>> Begin
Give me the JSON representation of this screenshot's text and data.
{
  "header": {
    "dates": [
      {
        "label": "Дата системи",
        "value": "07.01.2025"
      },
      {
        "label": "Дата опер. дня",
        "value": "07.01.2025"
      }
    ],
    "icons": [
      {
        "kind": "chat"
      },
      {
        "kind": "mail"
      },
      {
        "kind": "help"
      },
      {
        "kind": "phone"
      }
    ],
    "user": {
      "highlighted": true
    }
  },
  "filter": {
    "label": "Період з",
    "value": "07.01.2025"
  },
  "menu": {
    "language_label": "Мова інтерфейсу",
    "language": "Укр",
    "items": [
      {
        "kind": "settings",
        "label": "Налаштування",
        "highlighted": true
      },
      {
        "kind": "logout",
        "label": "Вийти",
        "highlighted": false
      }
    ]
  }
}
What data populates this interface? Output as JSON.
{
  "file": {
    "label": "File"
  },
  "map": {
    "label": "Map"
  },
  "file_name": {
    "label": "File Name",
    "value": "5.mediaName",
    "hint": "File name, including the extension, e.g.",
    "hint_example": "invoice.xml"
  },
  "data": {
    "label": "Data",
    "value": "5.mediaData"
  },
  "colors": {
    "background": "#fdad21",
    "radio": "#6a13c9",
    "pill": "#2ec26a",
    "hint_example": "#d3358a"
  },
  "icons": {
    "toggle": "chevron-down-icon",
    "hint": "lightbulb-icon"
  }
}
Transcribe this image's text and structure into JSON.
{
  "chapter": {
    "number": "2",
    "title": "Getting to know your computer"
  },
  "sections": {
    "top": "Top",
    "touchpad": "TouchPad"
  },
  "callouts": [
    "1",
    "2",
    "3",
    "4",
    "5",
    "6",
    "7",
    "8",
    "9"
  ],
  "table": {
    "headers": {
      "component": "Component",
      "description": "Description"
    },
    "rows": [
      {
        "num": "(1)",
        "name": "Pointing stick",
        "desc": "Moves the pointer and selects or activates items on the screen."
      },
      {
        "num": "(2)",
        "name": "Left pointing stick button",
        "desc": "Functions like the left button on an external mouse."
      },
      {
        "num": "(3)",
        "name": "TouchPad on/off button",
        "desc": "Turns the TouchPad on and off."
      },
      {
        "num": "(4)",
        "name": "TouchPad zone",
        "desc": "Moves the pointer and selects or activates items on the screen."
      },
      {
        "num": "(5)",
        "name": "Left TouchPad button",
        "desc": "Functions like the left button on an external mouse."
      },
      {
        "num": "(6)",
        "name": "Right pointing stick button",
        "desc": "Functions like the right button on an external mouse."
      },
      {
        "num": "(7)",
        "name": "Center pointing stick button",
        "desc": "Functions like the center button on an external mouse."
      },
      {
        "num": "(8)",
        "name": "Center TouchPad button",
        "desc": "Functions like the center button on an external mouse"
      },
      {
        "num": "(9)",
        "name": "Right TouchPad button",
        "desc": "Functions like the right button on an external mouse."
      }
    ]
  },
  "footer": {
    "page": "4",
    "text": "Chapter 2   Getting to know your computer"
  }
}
>> End
Task requirements:
Check every line in the material above for the string "JSON", then give only the number of lines that have it.

Output:
3